→ What the task requires:
Please state how many lines in the records contain the string "title", with no words besides the number.
## Begin Records for processing
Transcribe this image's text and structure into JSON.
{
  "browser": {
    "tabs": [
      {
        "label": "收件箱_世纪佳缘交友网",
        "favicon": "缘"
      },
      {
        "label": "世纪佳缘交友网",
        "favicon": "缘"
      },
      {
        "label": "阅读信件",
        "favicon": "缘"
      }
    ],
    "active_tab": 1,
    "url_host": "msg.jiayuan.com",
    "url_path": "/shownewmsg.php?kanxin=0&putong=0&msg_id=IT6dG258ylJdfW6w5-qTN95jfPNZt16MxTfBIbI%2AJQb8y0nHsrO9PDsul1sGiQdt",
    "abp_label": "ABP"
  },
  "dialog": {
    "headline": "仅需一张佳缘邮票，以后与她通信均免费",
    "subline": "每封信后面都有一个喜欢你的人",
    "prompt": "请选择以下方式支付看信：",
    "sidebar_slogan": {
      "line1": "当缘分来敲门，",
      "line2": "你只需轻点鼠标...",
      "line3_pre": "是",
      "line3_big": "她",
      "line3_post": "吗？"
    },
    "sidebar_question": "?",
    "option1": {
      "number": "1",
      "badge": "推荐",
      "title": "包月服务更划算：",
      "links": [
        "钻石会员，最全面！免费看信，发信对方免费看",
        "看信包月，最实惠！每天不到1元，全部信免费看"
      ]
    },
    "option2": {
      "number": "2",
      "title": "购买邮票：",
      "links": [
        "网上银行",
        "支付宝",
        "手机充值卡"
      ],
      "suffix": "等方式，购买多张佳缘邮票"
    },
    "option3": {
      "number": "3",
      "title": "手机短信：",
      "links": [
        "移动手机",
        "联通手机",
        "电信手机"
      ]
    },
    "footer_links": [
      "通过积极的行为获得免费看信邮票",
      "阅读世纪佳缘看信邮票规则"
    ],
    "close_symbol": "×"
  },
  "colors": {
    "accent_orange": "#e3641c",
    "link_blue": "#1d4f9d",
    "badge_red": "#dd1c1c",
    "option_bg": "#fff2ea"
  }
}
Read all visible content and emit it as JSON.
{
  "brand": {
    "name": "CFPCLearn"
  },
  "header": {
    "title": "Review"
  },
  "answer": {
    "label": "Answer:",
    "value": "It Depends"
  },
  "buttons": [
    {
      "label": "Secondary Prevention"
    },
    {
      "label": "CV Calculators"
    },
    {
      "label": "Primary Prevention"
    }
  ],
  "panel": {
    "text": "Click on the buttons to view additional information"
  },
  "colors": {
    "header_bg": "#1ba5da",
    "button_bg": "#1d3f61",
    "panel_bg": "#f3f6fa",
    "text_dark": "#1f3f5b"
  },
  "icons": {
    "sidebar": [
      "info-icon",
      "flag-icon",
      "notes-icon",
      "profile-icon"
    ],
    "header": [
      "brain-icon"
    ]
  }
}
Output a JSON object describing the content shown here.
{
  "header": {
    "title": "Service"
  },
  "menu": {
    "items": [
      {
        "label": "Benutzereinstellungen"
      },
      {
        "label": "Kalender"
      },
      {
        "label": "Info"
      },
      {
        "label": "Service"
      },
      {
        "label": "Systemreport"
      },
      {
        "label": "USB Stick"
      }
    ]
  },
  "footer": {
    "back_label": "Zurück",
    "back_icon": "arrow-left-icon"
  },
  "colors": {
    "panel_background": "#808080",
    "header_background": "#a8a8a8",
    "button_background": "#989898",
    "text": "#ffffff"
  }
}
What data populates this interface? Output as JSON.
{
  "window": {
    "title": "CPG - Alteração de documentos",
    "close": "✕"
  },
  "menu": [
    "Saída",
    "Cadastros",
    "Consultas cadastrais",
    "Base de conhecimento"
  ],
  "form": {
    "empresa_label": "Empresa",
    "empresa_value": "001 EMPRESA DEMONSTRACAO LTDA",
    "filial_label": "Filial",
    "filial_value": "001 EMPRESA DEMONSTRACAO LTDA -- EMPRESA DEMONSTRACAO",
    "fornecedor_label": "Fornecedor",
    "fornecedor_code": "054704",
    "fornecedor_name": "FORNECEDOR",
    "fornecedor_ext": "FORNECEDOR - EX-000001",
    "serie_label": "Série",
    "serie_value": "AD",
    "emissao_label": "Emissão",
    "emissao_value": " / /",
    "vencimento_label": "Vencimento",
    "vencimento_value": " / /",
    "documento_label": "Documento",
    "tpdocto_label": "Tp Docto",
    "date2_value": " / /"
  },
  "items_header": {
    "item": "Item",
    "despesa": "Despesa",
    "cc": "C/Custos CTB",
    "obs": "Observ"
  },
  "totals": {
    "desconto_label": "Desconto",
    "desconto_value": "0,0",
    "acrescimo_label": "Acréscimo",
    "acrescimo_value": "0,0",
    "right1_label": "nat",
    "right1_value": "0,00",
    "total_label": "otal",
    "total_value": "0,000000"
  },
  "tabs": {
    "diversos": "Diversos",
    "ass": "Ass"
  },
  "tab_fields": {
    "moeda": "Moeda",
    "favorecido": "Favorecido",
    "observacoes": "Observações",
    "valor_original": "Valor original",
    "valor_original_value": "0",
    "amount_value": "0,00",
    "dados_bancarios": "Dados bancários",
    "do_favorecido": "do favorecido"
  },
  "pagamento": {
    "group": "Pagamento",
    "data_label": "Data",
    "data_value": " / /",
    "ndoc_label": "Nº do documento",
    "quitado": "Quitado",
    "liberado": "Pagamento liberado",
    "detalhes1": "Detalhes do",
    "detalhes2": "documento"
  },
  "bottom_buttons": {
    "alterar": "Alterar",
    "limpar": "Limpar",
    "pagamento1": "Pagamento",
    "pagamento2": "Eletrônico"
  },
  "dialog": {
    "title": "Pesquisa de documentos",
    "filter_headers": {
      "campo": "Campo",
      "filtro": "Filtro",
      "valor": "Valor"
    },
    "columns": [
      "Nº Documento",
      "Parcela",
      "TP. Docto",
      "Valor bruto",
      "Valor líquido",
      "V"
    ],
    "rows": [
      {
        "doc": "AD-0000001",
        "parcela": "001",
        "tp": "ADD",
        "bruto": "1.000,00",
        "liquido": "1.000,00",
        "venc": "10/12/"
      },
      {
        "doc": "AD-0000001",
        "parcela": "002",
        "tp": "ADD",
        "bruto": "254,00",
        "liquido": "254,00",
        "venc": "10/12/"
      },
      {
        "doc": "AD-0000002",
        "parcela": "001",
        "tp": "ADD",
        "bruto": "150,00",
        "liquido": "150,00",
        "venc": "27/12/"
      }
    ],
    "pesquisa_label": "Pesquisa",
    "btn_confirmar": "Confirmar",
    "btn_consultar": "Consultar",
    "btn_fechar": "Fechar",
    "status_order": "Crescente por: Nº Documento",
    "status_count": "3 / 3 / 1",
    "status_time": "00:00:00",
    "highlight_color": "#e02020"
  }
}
## End Records for processing
→ Response to the exercise:
7